All Software Engineering Is Knowing When To Stop
Toni Morrison once said: “All art is knowing when to stop.”
Morrison was a Nobel Prize-winning novelist. But before that, she spent 18 years as an editor at Random House. She wrote her books before dawn. During the day, she cut other people’s work. She was a great writer because she knew what to remove. The first draft is never the finished product. What you cut matters more than what you keep.
I’ve been thinking about this lately. Not about writing. About software.
We Had Slowness, Not Discipline
For decades, writing code was slow. It took real effort to turn an idea into working software. That effort forced you to think. Before every feature, every abstraction, every “nice to have,” you had to ask yourself: is this worth building?
We thought that was discipline. We had process. We had code reviews. We had standards. But looking back, a lot of what we called discipline was just slowness. The effort of writing code did the thinking for us. We just didn’t notice.
Then AI made code generation fast. Really fast. And the slowness disappeared. What came after wasn’t a tooling problem. It was a gap in discipline that was always there. We just couldn’t see it before because everything took so long to build.
AI didn’t break engineering. It showed us how little engineering some teams were actually doing.
Code Is The Aftermath Of Thinking
There is an order to building software. Requirements first. Design second. Code last. Code is the output. It comes after the thinking, not before.
When code was hard to write, you couldn’t skip the thinking. If the ticket said “add a filter,” you built a filter. You didn’t build a filtering framework. The cost of over-building was days of work, so you kept the scope tight. You asked: what do we actually need? You wrote it down. Then you built exactly that. Well, some of us did. I’ve seen people over-building before AI too.
AI changed this. Code is now so cheap to generate that it’s easier to just build something than to think about whether you should. Why write a spec when you can prompt the AI and get working code in five minutes? Why keep the scope tight when the AI will build you a whole framework for free?
So teams skip the thinking. They go straight to generating code. They prompt, they tweak, they ship. What arrives in the pull request is technically correct, well-structure and solves a problem nobody properly defined.
“Let’s see what comes back” is not engineering. It’s vibe coding with better syntax.
The Problem With Plausible Code
Here’s the thing that worries me most: AI doesn’t write bad code.
If it did, we’d catch it. Bad code breaks tests. Bad code fails in review. Bad code is easy to spot.
AI writes code that looks right. Clean syntax. Good patterns. Error handling included. Sometimes it looks better than what a senior engineer would write. In isolation, it’s impressive.
But “looks right” is not the same as “needs to exist.”
I see this a lot. A ticket comes in for a simple change. What comes back is the change, plus an abstraction layer, plus configuration options for future use cases nobody discussed, plus caching because “we might need it later.” The engineer isn’t being lazy. They’re being thorough or that’s what it feels like when the AI generates all of it in two minutes.
But someone has to maintain that code. Someone has to understand it six months later when it breaks. And the cost of maintaining unnecessary code is the same whether a human spent a week writing it or an AI generated it in a minute.
The cost of generating code dropped to zero. The cost of owning it didn’t.
Code that looks right passes review without questions. That’s what makes it dangerous.
Morrison’s Approach
Morrison taught writing at Princeton for almost 20 years. She was tough. But not in the way you’d expect. She didn’t ask her students to write more. She asked them to explain why what they wrote should exist.

◆ Problem description:
Write the next part of the essay on knowing when to stop in software engineering, starting after its final sentence. The material has no connection to the essay on knowing when to stop in software engineering.

◆ Recorded information:
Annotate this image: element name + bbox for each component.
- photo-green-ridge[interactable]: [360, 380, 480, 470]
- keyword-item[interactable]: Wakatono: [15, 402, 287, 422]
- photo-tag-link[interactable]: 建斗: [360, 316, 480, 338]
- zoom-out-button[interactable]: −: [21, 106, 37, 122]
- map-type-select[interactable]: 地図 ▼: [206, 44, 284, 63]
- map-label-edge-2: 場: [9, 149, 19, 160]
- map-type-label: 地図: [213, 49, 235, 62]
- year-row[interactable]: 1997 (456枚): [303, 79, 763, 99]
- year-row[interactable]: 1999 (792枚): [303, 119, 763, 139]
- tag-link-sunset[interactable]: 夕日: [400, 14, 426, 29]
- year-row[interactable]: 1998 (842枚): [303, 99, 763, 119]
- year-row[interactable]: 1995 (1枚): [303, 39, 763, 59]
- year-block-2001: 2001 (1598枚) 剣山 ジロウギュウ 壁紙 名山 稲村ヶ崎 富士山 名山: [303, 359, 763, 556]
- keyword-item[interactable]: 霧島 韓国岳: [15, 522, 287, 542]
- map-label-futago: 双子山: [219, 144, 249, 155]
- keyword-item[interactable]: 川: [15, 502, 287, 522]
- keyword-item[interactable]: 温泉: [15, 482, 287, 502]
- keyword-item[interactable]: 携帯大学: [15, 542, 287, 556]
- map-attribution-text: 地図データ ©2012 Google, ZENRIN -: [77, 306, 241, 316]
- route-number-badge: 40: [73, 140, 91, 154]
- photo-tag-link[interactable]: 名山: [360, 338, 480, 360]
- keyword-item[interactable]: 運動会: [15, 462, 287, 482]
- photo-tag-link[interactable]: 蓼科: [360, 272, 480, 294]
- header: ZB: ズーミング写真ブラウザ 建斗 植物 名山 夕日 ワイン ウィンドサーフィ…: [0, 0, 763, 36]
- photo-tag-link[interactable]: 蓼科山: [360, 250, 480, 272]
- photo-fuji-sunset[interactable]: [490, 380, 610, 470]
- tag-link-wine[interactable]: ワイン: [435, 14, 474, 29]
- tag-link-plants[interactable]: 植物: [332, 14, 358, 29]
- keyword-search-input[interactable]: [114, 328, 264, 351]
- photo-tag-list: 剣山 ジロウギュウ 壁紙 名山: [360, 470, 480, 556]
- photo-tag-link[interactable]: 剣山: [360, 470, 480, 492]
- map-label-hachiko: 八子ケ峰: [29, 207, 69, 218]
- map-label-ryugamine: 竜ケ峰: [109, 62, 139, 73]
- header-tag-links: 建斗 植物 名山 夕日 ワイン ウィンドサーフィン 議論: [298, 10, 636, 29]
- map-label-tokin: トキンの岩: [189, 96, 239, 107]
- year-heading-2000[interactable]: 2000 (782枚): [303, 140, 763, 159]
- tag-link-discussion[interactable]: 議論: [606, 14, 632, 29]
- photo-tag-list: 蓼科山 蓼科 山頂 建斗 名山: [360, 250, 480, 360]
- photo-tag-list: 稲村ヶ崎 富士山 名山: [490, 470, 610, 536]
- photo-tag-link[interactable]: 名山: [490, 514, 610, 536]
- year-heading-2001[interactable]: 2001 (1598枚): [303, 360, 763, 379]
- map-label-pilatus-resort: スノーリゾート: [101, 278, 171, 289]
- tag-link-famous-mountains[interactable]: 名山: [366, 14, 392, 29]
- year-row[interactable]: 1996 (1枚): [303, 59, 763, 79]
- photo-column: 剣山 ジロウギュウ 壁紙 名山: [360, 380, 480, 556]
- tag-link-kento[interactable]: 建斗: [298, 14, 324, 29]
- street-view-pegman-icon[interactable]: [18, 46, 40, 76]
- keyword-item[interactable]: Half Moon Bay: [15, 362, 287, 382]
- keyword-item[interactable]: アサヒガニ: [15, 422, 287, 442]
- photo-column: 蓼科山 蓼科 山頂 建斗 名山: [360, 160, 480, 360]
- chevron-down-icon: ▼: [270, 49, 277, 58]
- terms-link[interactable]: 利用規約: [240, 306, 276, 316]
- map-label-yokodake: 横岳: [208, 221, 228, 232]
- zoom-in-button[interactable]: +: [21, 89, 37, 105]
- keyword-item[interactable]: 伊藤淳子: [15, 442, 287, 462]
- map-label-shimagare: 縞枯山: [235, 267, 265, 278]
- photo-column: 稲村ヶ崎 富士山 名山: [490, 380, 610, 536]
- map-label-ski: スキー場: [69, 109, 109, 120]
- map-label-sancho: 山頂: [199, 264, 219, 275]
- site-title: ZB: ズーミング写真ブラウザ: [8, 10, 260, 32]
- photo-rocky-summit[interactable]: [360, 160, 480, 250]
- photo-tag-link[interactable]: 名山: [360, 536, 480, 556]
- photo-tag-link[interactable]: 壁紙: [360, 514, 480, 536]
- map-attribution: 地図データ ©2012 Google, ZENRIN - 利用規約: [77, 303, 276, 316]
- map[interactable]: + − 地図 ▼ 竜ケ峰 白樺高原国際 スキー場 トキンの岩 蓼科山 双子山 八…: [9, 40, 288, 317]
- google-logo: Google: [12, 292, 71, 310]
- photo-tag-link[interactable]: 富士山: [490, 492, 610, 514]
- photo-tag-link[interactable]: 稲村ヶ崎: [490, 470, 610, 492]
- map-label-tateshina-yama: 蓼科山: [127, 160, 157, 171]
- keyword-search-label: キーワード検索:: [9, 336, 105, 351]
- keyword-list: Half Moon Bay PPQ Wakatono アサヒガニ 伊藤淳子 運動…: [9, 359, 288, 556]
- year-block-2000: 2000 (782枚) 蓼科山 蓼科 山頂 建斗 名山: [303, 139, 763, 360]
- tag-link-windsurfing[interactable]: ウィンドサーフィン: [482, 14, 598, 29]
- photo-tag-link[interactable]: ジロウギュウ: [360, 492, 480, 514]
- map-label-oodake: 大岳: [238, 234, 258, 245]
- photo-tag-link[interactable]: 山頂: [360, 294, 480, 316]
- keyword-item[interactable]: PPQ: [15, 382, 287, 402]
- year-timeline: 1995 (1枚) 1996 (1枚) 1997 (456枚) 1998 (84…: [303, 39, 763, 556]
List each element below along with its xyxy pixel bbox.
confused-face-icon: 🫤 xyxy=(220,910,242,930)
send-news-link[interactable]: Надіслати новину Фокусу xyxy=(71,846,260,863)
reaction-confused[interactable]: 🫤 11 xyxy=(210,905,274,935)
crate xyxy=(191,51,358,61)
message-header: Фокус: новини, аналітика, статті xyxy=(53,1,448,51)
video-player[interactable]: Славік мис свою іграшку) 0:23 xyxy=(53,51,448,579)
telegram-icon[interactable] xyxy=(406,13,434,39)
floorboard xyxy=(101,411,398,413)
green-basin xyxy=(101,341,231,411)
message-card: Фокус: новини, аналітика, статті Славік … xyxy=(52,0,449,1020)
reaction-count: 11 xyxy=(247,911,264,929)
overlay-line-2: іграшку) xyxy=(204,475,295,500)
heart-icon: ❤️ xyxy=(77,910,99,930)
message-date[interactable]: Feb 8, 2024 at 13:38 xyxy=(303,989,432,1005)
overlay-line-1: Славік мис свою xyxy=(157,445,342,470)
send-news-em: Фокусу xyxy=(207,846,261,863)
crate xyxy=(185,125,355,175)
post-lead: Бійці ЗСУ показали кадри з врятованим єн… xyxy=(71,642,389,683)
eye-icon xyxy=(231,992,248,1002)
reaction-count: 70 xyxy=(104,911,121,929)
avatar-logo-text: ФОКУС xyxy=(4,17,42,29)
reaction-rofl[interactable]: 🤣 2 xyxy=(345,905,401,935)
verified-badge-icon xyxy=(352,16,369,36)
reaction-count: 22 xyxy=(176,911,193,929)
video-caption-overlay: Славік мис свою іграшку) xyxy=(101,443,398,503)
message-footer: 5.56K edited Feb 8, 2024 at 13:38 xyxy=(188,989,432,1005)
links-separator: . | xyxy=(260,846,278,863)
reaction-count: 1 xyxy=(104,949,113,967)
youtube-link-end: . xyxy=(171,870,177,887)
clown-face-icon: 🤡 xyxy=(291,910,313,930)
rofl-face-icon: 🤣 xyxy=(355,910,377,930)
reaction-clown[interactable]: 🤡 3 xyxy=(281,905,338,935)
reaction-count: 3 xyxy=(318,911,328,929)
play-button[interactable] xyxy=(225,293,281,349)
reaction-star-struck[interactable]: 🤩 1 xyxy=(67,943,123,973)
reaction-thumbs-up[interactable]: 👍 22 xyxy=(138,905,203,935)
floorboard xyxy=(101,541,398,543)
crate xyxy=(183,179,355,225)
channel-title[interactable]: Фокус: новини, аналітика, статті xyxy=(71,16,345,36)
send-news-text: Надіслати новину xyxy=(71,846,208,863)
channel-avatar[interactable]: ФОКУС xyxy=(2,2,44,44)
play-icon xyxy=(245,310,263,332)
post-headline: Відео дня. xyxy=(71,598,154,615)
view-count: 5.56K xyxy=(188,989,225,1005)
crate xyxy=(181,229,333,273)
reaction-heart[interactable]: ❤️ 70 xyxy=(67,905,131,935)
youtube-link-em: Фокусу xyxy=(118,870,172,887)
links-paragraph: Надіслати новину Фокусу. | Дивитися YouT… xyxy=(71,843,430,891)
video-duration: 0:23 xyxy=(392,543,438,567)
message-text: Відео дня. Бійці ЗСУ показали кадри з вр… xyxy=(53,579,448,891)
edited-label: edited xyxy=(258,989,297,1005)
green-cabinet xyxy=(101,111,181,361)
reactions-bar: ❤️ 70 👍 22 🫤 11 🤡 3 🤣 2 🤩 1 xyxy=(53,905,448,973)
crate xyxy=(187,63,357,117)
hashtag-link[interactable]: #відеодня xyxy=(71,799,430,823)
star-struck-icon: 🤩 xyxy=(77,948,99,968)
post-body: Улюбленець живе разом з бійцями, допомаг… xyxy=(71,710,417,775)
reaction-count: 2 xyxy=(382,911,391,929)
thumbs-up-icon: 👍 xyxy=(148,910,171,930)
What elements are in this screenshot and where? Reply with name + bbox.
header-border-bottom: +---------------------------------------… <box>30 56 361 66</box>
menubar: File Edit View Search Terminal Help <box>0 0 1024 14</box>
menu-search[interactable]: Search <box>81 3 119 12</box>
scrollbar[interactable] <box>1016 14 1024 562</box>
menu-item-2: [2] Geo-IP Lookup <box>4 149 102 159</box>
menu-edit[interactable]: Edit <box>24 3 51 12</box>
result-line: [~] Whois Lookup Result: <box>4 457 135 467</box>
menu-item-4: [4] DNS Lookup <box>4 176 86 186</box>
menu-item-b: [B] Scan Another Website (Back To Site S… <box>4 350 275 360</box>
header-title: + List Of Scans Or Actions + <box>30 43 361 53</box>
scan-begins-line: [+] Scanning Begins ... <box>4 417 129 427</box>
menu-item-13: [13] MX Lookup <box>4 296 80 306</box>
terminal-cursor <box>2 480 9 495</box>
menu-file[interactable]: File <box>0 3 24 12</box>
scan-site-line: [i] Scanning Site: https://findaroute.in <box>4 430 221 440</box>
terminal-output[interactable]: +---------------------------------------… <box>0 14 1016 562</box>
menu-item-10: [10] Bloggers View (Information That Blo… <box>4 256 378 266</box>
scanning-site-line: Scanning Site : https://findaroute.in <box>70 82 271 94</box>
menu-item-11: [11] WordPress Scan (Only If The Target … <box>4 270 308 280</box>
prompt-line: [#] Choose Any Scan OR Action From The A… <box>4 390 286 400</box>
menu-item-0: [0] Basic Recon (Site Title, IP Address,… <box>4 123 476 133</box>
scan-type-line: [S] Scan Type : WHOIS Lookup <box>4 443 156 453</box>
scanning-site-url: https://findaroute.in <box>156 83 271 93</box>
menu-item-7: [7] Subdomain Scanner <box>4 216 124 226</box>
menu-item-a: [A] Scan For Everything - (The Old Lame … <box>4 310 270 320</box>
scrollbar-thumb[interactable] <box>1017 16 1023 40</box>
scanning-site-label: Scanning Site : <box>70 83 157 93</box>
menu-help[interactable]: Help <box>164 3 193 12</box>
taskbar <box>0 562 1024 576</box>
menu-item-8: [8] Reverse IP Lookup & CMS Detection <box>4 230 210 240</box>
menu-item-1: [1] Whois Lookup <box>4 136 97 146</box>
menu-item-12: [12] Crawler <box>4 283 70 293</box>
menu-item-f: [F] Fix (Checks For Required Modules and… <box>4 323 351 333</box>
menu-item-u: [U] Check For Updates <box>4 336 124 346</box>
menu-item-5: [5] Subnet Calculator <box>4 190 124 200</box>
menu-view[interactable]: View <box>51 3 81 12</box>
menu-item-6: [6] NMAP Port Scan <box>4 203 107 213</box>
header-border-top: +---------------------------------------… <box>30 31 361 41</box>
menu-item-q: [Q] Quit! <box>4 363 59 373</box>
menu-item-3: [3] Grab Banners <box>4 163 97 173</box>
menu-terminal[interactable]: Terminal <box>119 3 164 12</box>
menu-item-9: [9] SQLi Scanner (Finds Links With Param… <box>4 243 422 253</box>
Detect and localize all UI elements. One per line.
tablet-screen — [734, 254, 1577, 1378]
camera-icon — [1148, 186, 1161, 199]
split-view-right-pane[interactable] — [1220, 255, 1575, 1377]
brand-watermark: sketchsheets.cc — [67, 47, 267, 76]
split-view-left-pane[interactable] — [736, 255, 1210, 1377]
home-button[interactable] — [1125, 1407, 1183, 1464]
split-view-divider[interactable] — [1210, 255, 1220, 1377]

◆ Response below:
Every sentence had to earn its place. If it didn’t serve the story, she cut it. It didn’t matter how good it was. If it wasn’t needed, it was gone.
I think about this when I review pull requests.
Software needs the same approach. The question isn’t just “does this code work?” That’s the easy question. The real question is: “does this code need to exist?”
The role of the senior engineer is changing. A few years ago, the best engineer was the one who could build the most complex system. Today, the best engineer is the one who looks at a pull request and says: “This works. But half of it shouldn’t be here.”
Less about writing code. More about stopping code.
The Fix Is Upstream
AI is not the problem. The problem is that teams stopped thinking before they started building.
Teams that already had good specs, clear requirements, and a clear definition of “done” before AI arrived? They’re fine. AI just makes them faster at what they were already good at.
Teams that depended on the slowness of coding as their safety net? They’re in trouble. The safety net is gone and nothing replaced it.
The answer is not to slow down AI. That’s not going to happen. The answer is to bring back the thinking that should happen before anyone opens an IDE.
Specs first. Requirements first. A clear answer to “what are we building and what are we NOT building” before any code is written.
Code without a spec is just typing.
This is not a new idea. Every methodology ever invented says “define requirements before you build.” We just never took it seriously because the slowness of coding covered for us. That cover is gone now. Without the discipline of thinking first, AI will fill the gap with clean, well-structured, completely unnecessary code.
Knowing When To Stop
The best engineers I’ve worked with at AWS, in gaming, across every team I’ve led share one thing. They write less code than you’d expect. They solve the problem and they stop. No extra frameworks. No “while I’m here” additions. No building for problems that don’t exist yet.
They have what Morrison had. They know when to stop.
AI gave us the power to generate code at the speed of thought. But it didn’t give us the judgement to know when we’ve generated enough. That judgement is human. It’s what separates an engineer from a code generator.
Your team needs to develop it. Your reviews need to enforce it. Your culture needs to value the person who removes code as much as the person who writes it.
All software engineering is knowing when to stop.
Most teams just never had to practice it before.